» TASK PROMPT
Go through the entries below and copy each line containing the word "Status".

» LISTED RECORDS
========

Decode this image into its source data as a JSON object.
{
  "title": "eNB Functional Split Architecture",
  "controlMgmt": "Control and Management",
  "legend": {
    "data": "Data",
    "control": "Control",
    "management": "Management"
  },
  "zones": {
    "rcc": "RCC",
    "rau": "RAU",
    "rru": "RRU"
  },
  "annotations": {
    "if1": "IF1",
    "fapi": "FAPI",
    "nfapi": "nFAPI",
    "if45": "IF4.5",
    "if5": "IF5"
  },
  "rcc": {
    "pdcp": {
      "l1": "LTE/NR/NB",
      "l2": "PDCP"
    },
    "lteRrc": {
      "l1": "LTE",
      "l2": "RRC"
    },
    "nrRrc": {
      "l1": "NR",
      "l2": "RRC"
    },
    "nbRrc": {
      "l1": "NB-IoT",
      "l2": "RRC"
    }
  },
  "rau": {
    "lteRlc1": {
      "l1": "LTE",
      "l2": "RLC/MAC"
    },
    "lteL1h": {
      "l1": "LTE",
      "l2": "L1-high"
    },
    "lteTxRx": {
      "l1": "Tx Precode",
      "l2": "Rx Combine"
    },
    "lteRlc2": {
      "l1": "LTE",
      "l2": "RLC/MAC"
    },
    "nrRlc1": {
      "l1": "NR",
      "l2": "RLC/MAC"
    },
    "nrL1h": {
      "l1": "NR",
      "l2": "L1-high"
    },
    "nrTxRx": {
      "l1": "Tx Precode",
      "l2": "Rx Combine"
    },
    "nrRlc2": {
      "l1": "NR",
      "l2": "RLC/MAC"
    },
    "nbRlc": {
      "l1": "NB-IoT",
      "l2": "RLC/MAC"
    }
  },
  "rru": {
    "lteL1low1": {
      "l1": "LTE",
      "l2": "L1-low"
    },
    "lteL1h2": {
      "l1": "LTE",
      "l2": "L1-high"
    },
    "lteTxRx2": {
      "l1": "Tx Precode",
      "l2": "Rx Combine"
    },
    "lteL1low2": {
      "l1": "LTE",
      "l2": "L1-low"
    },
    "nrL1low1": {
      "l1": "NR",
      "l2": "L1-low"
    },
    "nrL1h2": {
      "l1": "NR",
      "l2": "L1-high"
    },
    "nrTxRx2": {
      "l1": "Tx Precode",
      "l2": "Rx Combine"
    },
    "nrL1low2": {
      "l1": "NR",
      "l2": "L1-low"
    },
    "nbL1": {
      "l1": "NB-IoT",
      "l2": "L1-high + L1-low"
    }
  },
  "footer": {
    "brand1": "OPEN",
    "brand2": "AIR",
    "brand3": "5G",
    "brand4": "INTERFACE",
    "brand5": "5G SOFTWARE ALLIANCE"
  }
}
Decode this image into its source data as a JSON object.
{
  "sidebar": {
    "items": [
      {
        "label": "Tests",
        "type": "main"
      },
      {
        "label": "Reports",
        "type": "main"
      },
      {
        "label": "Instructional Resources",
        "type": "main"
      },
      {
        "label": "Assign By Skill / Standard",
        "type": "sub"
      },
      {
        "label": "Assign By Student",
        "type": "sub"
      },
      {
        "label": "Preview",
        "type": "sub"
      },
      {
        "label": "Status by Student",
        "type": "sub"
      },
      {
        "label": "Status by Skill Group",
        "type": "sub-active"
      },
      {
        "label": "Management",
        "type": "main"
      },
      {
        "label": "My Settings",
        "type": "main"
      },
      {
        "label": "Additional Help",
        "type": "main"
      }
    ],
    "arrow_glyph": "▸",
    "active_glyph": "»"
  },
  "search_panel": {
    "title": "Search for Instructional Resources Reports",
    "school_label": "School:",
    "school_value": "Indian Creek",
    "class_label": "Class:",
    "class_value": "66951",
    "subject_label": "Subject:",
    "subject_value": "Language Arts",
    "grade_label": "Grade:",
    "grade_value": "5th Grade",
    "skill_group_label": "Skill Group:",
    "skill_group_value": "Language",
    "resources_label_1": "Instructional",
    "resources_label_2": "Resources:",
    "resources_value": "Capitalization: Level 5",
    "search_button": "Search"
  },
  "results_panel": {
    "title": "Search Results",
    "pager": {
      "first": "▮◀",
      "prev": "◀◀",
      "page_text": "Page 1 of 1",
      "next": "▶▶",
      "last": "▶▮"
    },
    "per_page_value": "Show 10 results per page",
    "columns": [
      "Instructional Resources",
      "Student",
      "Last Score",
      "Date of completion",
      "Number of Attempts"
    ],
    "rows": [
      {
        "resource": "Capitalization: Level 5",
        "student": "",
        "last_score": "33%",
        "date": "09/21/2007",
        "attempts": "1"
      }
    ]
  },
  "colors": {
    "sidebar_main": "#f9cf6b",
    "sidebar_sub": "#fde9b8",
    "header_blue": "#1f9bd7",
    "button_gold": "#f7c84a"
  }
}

========

» RESULT OF THIS TASK
        "label": "Status by Student",
        "label": "Status by Skill Group",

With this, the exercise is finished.